## WORK TO DO:
Repeat the records below word for word, starting at their first line and stopping after the line that contains "chart-title: ADU5 Position".

[Data records]
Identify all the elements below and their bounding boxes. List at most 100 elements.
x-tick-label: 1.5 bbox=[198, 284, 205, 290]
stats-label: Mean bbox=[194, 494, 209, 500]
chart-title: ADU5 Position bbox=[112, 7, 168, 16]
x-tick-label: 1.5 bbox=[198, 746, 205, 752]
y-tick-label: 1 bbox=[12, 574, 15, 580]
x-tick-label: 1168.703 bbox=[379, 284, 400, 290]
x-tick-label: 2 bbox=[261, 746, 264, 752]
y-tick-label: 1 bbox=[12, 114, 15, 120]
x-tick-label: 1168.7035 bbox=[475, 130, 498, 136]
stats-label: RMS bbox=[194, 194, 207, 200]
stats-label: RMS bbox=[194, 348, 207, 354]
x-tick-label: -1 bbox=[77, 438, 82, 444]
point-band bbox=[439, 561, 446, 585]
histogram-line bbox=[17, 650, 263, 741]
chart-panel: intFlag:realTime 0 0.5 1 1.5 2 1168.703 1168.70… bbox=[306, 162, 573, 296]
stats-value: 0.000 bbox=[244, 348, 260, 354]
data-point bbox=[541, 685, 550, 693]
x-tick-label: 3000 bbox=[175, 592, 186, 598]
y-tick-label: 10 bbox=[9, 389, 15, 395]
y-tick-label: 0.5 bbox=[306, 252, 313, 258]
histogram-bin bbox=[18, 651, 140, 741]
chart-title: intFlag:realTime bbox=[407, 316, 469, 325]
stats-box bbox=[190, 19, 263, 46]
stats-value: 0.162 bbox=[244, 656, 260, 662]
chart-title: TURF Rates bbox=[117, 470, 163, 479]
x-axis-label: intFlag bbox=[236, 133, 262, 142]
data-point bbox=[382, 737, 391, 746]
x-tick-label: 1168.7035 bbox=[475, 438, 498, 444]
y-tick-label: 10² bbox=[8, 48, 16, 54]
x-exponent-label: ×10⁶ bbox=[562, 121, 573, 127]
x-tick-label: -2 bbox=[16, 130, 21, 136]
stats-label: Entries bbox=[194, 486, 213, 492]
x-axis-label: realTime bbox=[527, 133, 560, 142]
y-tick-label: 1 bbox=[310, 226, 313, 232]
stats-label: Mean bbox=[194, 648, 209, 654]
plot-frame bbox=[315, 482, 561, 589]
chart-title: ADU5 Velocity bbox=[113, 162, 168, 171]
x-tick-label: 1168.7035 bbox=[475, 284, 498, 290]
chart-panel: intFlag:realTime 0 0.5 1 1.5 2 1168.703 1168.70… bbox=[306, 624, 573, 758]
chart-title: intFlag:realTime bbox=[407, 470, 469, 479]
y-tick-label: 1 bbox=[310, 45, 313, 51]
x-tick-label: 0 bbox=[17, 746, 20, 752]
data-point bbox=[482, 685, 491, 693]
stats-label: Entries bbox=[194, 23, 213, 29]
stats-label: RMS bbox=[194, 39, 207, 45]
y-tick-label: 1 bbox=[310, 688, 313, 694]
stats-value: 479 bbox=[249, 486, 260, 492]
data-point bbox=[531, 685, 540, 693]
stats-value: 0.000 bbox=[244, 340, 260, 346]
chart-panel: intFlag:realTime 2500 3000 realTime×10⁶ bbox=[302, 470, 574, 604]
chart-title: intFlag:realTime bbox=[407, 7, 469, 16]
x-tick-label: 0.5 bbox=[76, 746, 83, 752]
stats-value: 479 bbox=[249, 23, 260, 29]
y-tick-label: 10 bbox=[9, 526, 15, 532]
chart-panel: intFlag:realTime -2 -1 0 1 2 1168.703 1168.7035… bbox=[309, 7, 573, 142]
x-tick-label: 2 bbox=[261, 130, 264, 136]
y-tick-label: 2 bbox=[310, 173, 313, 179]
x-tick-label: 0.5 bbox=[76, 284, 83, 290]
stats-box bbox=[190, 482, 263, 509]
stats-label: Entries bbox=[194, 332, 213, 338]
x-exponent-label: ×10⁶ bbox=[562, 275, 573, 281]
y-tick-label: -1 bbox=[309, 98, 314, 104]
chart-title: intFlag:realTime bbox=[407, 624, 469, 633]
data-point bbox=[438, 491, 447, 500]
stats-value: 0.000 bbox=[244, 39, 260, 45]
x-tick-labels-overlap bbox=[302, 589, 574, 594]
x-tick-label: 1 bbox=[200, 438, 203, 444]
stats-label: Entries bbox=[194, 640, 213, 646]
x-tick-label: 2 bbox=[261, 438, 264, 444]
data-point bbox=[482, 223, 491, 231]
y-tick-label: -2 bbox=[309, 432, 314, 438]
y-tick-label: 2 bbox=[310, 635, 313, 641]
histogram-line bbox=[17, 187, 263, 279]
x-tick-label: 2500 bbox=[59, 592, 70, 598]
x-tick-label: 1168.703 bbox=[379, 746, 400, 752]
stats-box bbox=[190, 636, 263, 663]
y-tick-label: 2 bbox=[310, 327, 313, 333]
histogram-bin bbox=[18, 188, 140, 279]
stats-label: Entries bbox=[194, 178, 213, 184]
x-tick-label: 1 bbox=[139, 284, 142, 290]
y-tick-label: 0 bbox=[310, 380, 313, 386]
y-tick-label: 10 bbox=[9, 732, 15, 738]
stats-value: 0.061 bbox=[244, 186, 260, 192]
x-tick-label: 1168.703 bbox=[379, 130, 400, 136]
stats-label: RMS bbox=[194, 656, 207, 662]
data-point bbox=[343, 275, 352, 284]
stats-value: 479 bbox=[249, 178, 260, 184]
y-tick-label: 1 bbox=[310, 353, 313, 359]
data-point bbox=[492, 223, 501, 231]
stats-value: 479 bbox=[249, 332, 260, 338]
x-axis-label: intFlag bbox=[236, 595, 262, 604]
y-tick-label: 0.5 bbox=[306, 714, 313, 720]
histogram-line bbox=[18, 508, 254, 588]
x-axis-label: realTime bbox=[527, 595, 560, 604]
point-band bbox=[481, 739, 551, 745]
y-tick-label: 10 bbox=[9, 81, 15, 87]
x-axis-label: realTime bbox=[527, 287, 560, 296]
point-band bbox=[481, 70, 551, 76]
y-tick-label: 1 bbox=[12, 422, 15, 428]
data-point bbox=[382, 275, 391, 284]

## RESULT:
Identify all the elements below and their bounding boxes. List at most 100 elements.
x-tick-label: 1.5 bbox=[198, 284, 205, 290]
stats-label: Mean bbox=[194, 494, 209, 500]
chart-title: ADU5 Position bbox=[112, 7, 168, 16]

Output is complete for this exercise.